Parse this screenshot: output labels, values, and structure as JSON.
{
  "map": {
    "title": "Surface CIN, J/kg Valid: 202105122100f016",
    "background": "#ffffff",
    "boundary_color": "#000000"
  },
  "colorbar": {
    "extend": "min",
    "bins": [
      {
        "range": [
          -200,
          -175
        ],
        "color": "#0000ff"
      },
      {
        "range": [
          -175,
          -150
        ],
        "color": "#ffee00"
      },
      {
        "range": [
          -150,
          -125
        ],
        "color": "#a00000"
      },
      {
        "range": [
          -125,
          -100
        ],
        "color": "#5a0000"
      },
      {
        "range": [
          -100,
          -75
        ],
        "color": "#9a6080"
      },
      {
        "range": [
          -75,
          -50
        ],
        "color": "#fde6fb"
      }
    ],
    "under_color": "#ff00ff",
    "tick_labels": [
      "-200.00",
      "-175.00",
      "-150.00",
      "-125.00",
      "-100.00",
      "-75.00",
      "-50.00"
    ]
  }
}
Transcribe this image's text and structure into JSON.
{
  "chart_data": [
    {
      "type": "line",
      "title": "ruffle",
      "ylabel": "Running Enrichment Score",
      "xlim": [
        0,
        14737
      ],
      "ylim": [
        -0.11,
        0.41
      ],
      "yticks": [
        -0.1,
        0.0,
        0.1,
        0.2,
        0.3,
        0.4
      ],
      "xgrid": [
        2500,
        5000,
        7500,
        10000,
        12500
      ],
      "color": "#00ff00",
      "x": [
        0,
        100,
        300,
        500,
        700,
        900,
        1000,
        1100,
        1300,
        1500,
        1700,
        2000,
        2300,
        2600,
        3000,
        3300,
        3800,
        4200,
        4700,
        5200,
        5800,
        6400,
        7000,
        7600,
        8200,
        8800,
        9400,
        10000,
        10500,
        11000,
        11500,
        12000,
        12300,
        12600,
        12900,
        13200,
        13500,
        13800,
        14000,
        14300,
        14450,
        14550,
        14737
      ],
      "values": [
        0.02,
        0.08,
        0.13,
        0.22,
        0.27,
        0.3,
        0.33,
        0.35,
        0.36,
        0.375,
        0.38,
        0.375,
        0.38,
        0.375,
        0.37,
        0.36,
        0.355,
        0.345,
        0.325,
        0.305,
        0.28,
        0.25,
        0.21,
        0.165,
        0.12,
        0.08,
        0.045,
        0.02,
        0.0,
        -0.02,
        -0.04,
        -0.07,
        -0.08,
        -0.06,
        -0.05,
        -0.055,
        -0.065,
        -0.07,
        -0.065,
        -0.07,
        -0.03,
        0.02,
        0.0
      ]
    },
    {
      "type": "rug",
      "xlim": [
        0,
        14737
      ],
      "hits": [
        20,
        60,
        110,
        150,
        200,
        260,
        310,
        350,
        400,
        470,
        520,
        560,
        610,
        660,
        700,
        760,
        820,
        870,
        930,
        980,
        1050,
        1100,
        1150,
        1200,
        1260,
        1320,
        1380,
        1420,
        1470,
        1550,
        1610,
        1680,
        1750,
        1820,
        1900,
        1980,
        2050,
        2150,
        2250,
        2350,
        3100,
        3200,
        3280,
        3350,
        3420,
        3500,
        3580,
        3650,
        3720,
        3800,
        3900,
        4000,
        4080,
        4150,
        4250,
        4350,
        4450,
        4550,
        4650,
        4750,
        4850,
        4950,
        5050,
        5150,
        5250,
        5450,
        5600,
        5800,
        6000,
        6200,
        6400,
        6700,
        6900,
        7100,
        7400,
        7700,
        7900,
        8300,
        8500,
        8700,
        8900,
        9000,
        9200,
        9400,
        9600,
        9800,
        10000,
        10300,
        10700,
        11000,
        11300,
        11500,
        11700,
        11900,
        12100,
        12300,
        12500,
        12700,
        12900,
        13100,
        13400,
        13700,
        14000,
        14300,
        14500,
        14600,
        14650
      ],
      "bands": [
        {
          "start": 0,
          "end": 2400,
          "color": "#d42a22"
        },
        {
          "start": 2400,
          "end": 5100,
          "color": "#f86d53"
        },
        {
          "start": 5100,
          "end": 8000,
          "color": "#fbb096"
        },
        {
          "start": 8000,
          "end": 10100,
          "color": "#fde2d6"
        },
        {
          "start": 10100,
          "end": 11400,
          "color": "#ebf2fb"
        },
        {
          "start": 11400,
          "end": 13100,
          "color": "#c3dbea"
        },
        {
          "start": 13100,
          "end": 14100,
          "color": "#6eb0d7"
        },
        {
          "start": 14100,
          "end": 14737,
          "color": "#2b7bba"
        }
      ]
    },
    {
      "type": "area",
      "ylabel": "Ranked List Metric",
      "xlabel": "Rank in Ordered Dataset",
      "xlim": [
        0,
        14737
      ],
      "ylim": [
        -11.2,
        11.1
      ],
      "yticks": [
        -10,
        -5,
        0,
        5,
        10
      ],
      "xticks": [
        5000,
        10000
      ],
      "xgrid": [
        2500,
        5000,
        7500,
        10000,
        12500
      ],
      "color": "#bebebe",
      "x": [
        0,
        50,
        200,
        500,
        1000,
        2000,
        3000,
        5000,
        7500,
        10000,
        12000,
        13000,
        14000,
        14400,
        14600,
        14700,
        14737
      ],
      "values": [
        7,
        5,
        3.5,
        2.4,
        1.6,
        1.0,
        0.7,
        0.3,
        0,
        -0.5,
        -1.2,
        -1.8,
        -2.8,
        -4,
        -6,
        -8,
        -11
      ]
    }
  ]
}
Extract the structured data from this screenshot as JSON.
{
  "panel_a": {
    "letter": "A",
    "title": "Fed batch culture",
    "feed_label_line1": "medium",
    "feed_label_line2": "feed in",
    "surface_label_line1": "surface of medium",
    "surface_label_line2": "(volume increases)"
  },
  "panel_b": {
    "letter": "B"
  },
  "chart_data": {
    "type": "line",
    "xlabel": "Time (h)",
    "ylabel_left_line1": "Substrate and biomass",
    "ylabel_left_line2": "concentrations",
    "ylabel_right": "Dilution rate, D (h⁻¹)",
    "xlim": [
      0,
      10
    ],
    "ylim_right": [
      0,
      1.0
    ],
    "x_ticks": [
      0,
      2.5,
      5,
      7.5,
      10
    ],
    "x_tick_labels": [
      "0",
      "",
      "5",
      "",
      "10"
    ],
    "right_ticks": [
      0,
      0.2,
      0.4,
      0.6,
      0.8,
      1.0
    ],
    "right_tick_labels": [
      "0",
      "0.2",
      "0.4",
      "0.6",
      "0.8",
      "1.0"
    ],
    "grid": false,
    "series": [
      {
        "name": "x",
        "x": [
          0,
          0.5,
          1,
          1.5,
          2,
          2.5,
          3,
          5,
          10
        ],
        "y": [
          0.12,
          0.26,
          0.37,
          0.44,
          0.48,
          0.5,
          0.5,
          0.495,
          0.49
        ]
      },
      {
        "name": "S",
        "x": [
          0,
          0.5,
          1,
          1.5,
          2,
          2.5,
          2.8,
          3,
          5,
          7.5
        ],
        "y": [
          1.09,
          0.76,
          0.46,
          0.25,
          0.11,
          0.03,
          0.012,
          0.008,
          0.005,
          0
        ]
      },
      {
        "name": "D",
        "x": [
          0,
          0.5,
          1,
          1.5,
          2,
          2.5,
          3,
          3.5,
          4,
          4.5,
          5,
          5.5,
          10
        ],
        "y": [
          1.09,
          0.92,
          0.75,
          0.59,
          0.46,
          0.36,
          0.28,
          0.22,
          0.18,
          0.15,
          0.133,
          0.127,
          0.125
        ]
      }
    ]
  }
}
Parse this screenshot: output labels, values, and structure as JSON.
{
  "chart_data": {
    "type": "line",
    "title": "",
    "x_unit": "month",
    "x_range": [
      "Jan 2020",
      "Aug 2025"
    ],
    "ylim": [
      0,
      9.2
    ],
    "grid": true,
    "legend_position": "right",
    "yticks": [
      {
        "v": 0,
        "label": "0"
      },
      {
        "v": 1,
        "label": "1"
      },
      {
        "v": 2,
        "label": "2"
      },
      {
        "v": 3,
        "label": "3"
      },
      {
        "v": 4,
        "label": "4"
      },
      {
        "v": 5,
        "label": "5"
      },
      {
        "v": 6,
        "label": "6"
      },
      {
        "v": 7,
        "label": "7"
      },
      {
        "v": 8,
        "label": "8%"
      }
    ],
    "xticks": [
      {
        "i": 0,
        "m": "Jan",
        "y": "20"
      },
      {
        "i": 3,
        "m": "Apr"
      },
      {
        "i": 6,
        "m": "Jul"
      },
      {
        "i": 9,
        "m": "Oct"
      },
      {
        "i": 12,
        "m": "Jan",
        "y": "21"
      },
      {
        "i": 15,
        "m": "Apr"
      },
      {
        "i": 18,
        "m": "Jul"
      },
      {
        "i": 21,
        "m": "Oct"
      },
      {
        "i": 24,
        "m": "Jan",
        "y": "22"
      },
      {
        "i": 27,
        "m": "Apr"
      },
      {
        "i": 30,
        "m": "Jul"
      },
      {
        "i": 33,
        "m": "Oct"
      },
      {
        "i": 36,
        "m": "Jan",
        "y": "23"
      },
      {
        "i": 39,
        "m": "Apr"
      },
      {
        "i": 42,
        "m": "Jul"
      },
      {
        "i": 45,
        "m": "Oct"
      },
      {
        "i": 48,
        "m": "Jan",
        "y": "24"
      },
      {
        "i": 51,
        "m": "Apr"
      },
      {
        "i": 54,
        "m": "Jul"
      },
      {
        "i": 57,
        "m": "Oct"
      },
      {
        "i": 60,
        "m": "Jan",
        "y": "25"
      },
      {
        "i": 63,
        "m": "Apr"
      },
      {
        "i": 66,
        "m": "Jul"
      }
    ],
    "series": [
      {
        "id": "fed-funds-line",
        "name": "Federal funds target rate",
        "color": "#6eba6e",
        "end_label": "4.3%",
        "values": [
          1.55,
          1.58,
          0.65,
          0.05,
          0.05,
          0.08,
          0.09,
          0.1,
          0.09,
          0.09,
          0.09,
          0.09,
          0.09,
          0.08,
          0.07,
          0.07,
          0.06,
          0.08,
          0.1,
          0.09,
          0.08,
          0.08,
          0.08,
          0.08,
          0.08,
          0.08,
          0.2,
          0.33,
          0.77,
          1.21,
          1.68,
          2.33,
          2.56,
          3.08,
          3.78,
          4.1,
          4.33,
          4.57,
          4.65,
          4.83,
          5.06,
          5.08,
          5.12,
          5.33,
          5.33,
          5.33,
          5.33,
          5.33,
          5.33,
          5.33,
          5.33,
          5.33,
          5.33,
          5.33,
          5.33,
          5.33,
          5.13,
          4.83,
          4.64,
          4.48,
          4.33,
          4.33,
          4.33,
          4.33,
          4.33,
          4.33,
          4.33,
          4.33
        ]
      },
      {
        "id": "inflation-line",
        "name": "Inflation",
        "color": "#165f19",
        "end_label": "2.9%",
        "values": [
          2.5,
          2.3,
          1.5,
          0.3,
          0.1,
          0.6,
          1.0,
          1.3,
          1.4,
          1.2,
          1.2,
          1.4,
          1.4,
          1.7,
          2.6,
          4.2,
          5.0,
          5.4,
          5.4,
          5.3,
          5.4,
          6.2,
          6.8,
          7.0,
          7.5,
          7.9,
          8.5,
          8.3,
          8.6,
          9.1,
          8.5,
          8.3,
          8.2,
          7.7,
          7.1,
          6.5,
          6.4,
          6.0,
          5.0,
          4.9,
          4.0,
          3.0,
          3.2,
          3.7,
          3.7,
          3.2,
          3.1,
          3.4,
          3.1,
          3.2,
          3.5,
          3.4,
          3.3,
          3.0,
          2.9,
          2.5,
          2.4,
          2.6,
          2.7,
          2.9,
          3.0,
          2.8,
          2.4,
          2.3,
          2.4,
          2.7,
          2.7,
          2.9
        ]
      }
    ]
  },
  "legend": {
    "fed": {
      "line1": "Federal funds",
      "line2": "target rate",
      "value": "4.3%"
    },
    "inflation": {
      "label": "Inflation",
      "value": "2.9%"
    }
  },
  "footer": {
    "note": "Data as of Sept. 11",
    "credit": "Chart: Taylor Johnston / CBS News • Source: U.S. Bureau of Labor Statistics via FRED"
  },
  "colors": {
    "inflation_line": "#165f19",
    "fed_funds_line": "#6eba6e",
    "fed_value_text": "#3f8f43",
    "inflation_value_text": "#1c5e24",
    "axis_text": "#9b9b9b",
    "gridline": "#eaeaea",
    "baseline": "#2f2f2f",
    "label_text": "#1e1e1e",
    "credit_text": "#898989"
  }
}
-*-*-
• **AIM OF THE EXERCISE**
Write out every line from the entries where "start" appears.

• **FINISHED TASK**
          "start": 0,
          "start": 2400,
          "start": 5100,
          "start": 8000,
          "start": 10100,
          "start": 11400,
          "start": 13100,
          "start": 14100,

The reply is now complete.